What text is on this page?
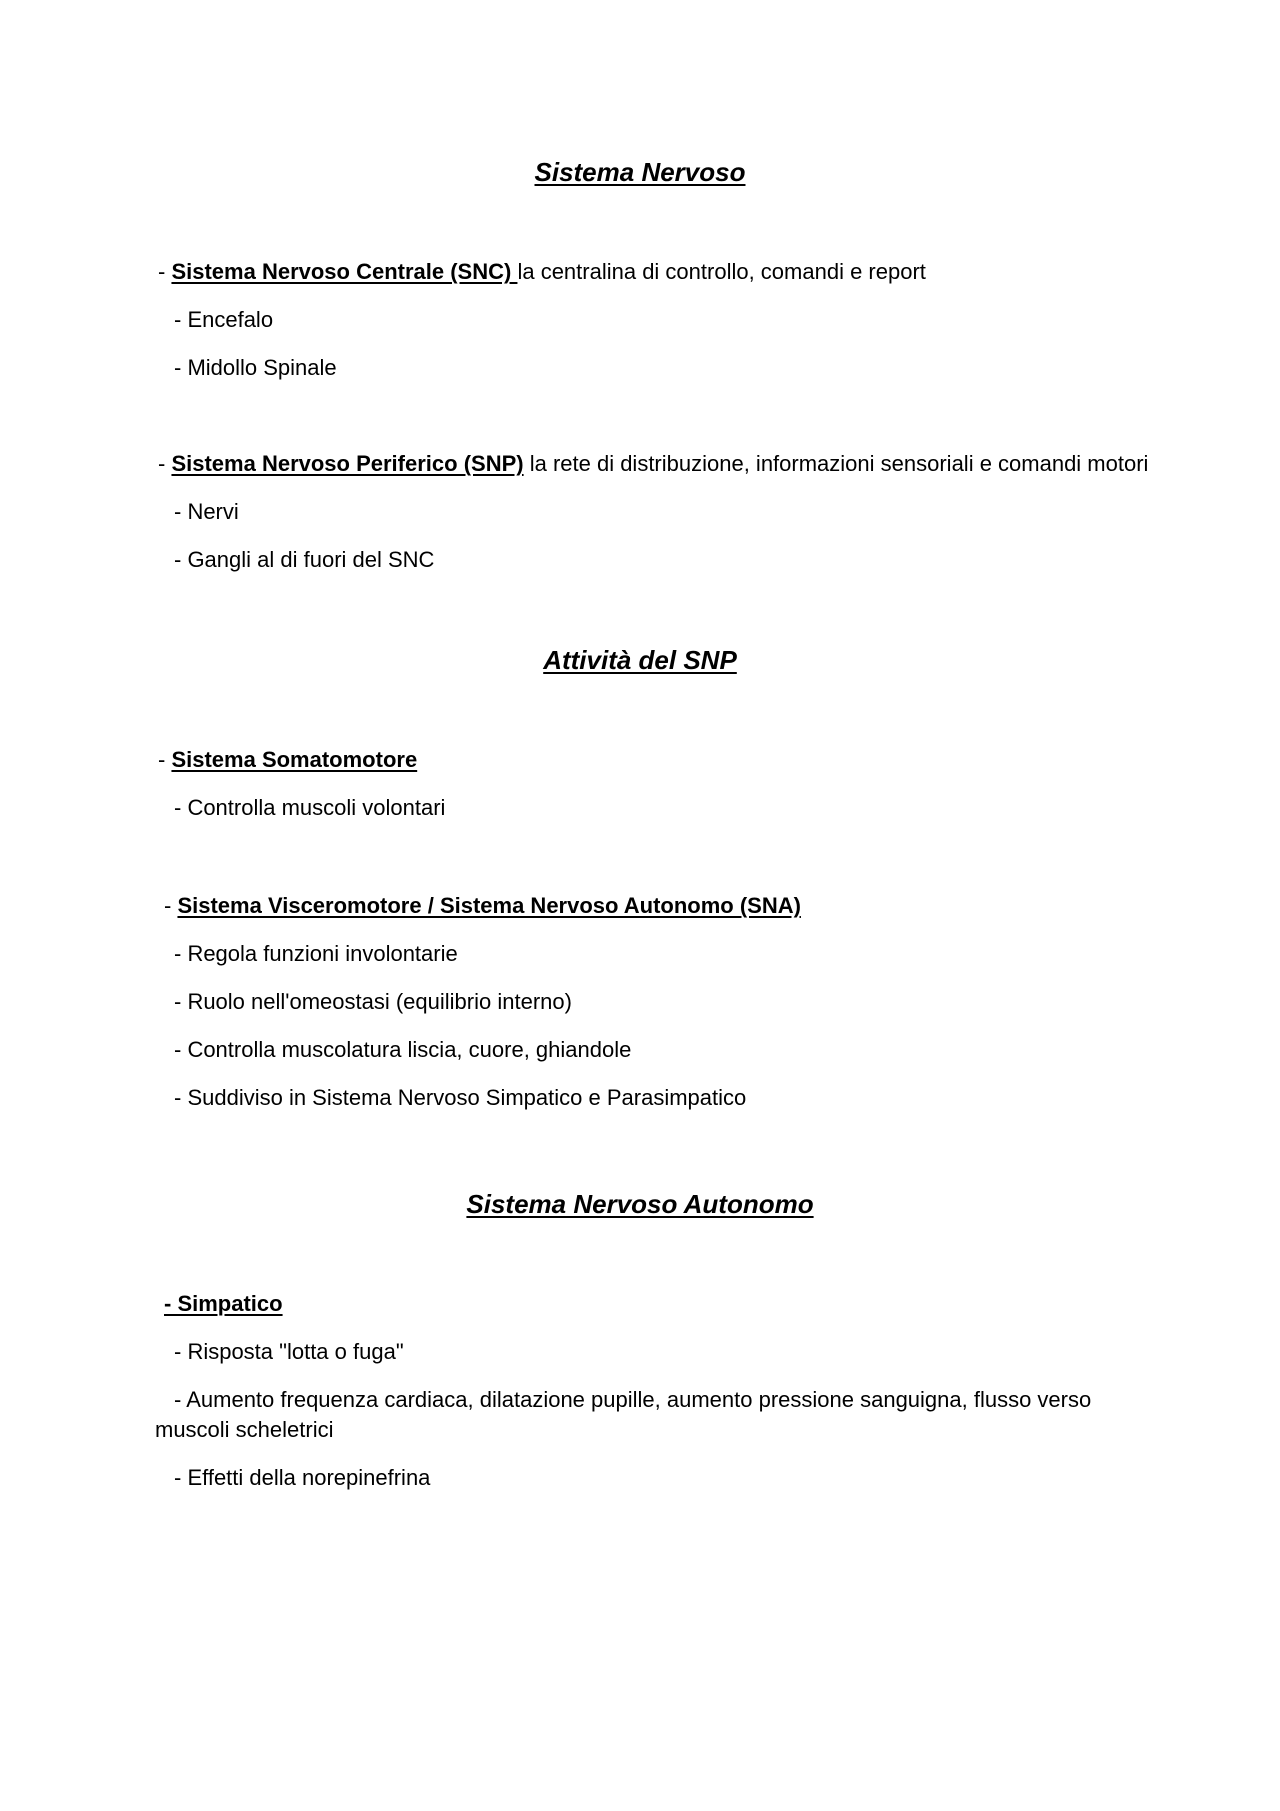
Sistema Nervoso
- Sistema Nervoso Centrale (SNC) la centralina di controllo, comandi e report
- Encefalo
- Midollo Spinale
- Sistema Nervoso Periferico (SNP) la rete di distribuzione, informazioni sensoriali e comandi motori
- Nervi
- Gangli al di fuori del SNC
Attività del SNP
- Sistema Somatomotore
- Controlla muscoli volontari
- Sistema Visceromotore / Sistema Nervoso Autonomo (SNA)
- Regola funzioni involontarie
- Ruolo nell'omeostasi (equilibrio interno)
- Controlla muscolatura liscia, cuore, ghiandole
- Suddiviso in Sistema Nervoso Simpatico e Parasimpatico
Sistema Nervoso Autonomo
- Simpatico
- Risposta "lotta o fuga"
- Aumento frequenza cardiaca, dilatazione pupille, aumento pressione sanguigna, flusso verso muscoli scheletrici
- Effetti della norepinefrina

Your task: Pull every line containing the word "comandi" out of the entries above.

Answer to this exercise:
- Sistema Nervoso Centrale (SNC) la centralina di controllo, comandi e report
- Sistema Nervoso Periferico (SNP) la rete di distribuzione, informazioni sensoriali e comandi motori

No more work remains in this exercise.